--- BEGIN ---
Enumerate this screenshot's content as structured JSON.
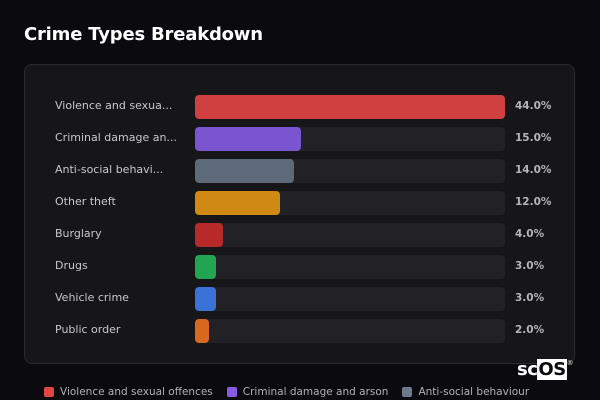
{
  "header": {
    "title": "Crime Types Breakdown"
  },
  "logo": {
    "prefix": "sc",
    "highlight": "OS",
    "mark": "®"
  },
  "chart_data": {
    "type": "bar",
    "orientation": "horizontal",
    "title": "Crime Types Breakdown",
    "categories": [
      "Violence and sexual offences",
      "Criminal damage and arson",
      "Anti-social behaviour",
      "Other theft",
      "Burglary",
      "Drugs",
      "Vehicle crime",
      "Public order"
    ],
    "display_labels": [
      "Violence and sexua...",
      "Criminal damage an...",
      "Anti-social behavi...",
      "Other theft",
      "Burglary",
      "Drugs",
      "Vehicle crime",
      "Public order"
    ],
    "values": [
      44.0,
      15.0,
      14.0,
      12.0,
      4.0,
      3.0,
      3.0,
      2.0
    ],
    "value_labels": [
      "44.0%",
      "15.0%",
      "14.0%",
      "12.0%",
      "4.0%",
      "3.0%",
      "3.0%",
      "2.0%"
    ],
    "colors": [
      "#d04040",
      "#7b55d0",
      "#5d6a7a",
      "#d08a14",
      "#b82a2a",
      "#22a552",
      "#3a72d8",
      "#d8681e"
    ],
    "xlim": [
      0,
      44
    ],
    "legend": {
      "position": "bottom",
      "entries": [
        "Violence and sexual offences",
        "Criminal damage and arson",
        "Anti-social behaviour"
      ]
    }
  },
  "legend_colors": [
    "#e04848",
    "#8a5ae6",
    "#6d7a8c"
  ]
}
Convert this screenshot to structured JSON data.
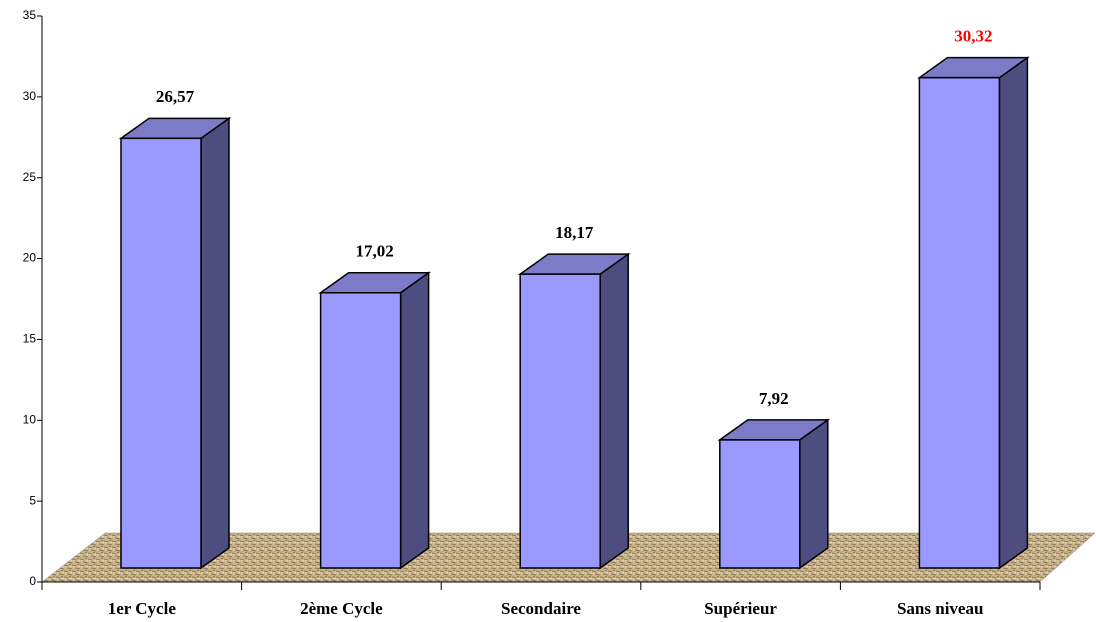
{
  "chart_data": {
    "type": "bar3d",
    "categories": [
      "1er Cycle",
      "2ème Cycle",
      "Secondaire",
      "Supérieur",
      "Sans niveau"
    ],
    "values": [
      26.57,
      17.02,
      18.17,
      7.92,
      30.32
    ],
    "value_labels": [
      "26,57",
      "17,02",
      "18,17",
      "7,92",
      "30,32"
    ],
    "value_label_colors": [
      "#000000",
      "#000000",
      "#000000",
      "#000000",
      "#ff0000"
    ],
    "color": "#9999ff",
    "side_color": "#4d4d80",
    "top_color": "#7b7bc8",
    "floor_color": "#c9b48c",
    "ylim": [
      0,
      35
    ],
    "yticks": [
      0,
      5,
      10,
      15,
      20,
      25,
      30,
      35
    ]
  }
}
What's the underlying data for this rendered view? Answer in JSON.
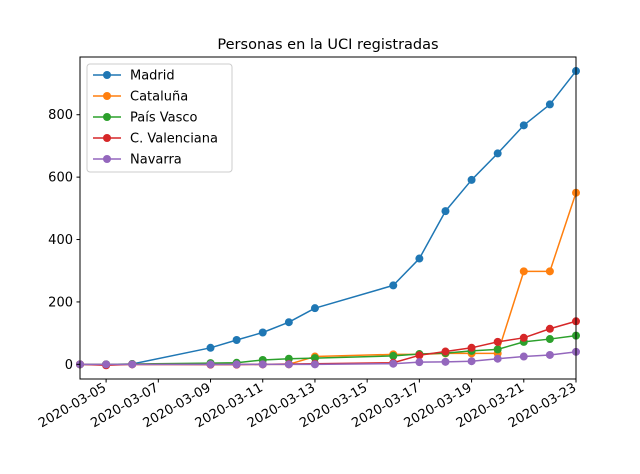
--- END ---
- Work to be completed
Find every line in the listing that holds the string "behaviour", then say how many there are as a bare number.

- Written reply
2